→ **Supplied entries**
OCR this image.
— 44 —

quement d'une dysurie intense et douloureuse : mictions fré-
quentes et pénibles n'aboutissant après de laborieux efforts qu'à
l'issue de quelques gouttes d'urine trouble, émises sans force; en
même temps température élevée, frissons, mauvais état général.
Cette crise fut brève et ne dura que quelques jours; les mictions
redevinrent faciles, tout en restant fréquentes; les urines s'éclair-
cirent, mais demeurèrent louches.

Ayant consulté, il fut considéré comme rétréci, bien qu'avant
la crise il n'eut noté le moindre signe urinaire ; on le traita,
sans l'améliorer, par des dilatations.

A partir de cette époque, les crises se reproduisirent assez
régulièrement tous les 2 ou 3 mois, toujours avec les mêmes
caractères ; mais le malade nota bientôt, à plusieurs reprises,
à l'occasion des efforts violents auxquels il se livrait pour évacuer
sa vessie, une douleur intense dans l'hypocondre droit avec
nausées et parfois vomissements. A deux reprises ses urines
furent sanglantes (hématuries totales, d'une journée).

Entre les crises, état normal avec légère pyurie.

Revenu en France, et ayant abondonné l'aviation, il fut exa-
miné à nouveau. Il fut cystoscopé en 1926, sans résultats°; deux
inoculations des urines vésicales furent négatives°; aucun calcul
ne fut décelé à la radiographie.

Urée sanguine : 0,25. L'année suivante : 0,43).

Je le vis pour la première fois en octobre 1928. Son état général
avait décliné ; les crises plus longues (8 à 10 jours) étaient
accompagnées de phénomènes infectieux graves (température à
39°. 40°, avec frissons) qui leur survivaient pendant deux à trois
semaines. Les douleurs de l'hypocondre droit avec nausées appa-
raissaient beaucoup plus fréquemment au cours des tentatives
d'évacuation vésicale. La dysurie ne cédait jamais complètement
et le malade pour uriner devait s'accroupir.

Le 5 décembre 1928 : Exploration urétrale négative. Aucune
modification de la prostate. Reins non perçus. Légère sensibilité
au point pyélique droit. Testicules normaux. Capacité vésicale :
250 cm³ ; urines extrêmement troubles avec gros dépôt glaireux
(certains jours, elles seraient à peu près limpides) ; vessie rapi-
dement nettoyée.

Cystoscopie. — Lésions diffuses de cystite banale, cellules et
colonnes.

* * *

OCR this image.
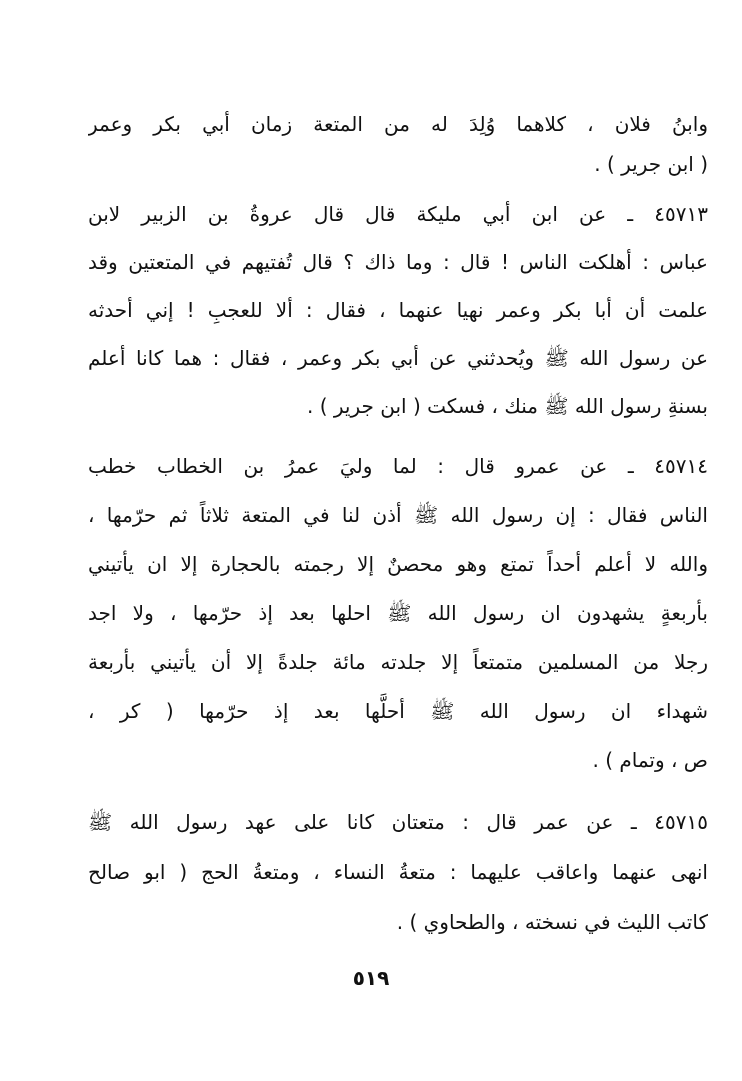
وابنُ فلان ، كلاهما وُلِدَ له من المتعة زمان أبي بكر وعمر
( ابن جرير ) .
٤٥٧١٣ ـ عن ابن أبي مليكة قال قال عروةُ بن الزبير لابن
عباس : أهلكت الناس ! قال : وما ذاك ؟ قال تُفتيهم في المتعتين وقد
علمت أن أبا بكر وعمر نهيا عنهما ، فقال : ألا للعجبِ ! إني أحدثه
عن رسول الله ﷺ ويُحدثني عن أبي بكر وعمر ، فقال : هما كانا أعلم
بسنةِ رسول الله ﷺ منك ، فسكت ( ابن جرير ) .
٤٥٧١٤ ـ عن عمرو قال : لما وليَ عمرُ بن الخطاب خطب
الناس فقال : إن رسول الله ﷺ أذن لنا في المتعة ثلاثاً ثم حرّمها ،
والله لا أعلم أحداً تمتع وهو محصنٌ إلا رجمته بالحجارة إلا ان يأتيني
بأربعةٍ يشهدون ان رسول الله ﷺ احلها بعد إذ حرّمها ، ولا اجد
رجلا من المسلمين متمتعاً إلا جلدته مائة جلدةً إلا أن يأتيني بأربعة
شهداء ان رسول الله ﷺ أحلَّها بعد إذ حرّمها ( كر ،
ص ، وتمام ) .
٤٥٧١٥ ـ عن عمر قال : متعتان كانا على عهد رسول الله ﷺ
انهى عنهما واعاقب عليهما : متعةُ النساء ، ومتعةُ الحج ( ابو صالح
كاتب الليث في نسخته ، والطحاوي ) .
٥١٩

→ **Aim of the task**
Return all lines containing the word "عنهما".

→ **The answer**
علمت أن أبا بكر وعمر نهيا عنهما ، فقال : ألا للعجبِ ! إني أحدثه
انهى عنهما واعاقب عليهما : متعةُ النساء ، ومتعةُ الحج ( ابو صالح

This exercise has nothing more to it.